**Task to carry out**
Below, find each line holding "предшествующем" and state how many there are, using the number alone.

•••••

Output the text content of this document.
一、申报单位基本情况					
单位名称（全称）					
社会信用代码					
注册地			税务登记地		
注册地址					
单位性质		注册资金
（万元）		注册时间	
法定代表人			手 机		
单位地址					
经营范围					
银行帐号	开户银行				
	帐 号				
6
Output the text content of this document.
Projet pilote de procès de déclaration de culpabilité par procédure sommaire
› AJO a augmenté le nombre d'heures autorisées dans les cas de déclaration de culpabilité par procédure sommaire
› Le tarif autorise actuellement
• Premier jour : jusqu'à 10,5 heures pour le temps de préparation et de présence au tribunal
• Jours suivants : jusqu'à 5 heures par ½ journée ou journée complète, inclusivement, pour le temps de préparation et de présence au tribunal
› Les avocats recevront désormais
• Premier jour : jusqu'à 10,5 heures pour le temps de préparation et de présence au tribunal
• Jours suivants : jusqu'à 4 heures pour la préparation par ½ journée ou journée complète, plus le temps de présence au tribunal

•••••

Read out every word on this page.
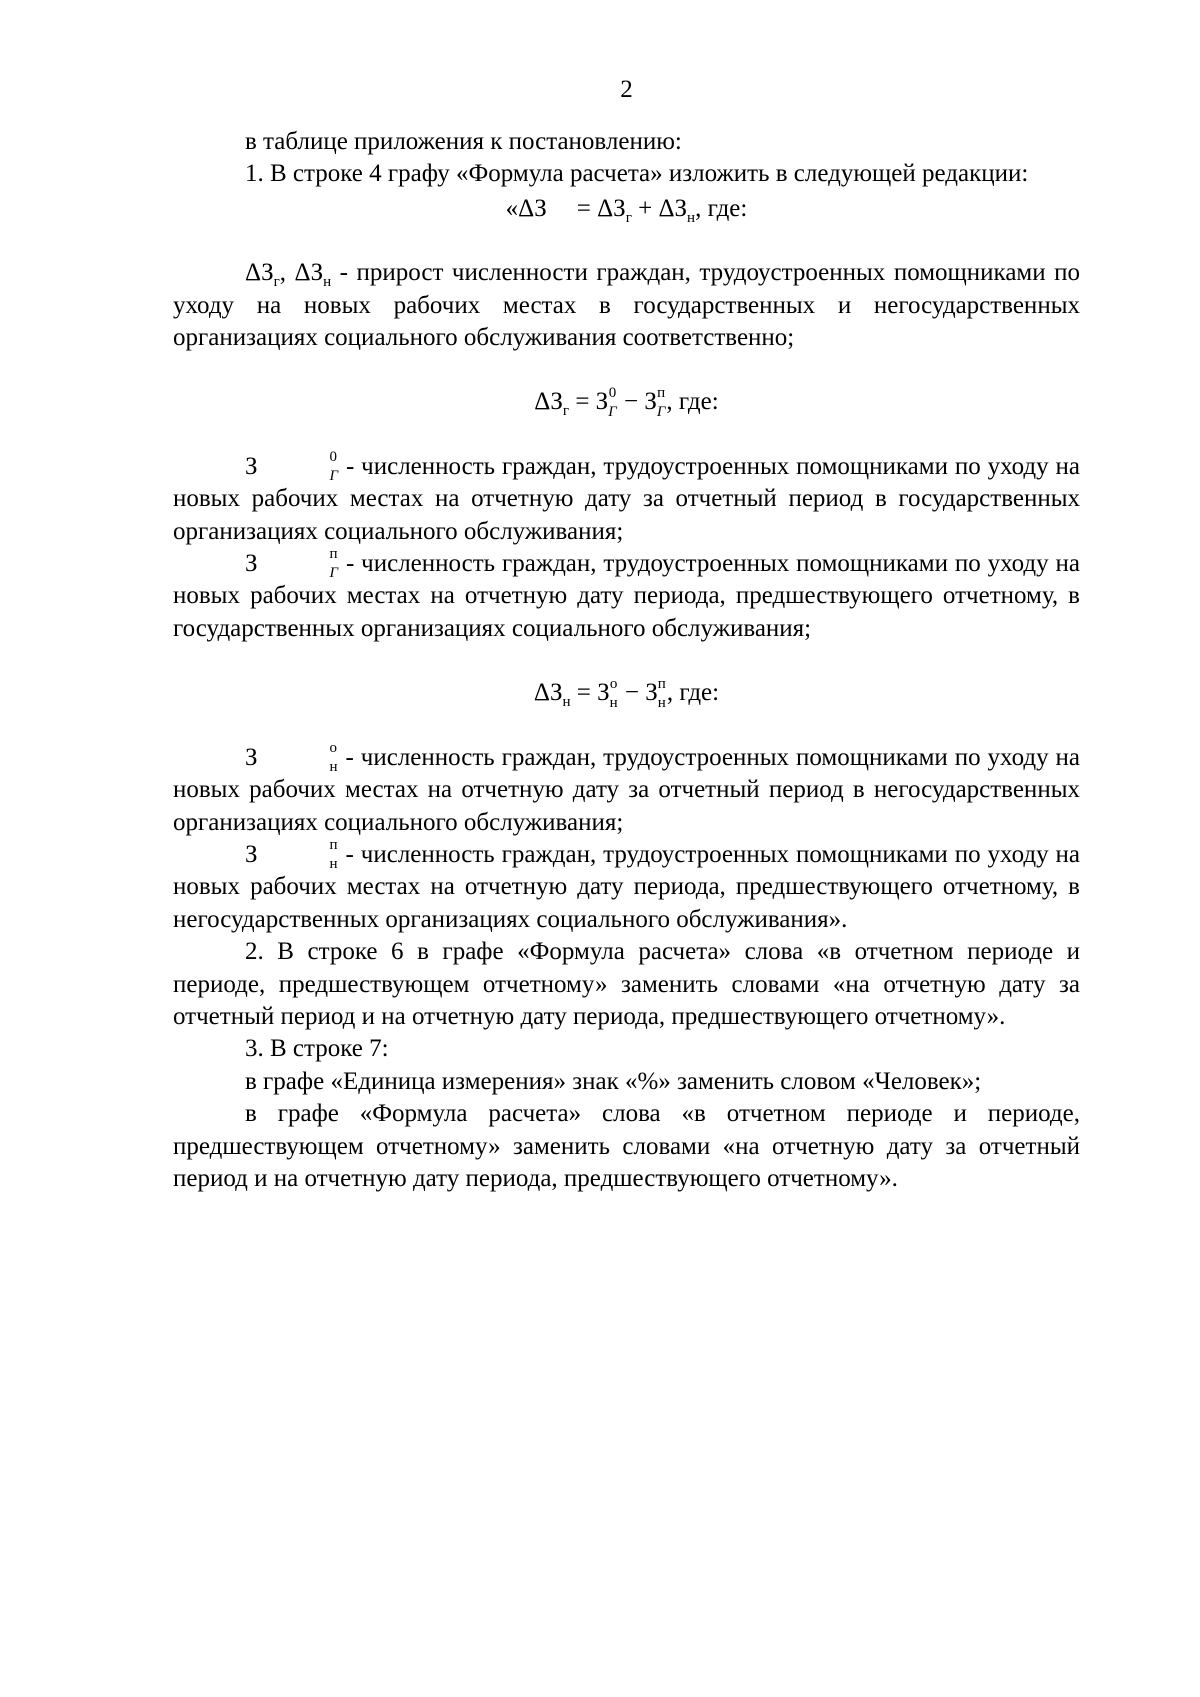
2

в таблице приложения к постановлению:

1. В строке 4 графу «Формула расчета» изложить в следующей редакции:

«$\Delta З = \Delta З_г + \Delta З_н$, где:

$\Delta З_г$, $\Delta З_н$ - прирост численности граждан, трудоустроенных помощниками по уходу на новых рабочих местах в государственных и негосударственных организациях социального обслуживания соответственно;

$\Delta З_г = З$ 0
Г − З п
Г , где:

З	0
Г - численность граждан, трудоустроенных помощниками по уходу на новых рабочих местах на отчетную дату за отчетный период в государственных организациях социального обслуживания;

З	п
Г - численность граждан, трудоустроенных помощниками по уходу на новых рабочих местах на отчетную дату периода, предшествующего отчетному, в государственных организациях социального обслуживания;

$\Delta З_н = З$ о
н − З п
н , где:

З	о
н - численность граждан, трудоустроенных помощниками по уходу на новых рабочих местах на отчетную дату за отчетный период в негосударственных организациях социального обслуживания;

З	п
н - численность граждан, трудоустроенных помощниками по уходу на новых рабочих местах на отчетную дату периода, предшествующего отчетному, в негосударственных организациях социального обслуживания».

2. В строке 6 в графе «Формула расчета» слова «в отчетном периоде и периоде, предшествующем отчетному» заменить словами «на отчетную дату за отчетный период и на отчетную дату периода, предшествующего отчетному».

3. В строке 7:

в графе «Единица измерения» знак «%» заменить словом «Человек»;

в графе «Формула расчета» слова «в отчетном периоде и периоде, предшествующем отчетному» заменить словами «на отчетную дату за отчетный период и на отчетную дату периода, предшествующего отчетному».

•••••

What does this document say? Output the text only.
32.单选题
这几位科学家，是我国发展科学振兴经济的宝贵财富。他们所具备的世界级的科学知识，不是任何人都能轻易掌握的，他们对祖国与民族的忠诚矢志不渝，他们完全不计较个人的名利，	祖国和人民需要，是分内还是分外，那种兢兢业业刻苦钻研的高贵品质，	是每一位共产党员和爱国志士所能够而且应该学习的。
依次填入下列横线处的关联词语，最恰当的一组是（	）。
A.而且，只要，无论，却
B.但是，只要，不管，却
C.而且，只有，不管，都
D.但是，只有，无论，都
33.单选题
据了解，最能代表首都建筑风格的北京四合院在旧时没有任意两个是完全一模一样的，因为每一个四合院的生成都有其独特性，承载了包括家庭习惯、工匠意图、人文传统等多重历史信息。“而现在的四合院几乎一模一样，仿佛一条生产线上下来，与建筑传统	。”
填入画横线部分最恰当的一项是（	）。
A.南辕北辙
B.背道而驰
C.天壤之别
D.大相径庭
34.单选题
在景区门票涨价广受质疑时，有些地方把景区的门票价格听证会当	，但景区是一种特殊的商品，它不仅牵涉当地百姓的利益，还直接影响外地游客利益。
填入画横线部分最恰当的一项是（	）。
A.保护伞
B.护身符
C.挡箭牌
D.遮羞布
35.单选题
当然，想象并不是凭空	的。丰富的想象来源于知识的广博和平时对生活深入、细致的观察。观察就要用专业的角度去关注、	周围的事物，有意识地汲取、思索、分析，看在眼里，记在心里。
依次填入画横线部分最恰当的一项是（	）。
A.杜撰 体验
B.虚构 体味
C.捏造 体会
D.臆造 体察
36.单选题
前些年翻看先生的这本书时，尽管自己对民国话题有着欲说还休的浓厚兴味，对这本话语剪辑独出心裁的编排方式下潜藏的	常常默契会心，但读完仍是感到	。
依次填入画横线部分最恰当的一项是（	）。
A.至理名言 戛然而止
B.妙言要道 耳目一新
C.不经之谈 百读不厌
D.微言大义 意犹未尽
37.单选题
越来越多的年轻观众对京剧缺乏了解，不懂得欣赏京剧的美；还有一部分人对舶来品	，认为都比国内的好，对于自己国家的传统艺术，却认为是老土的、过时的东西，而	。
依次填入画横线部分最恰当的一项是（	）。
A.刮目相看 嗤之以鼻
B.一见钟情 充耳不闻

•••••

**The output**
2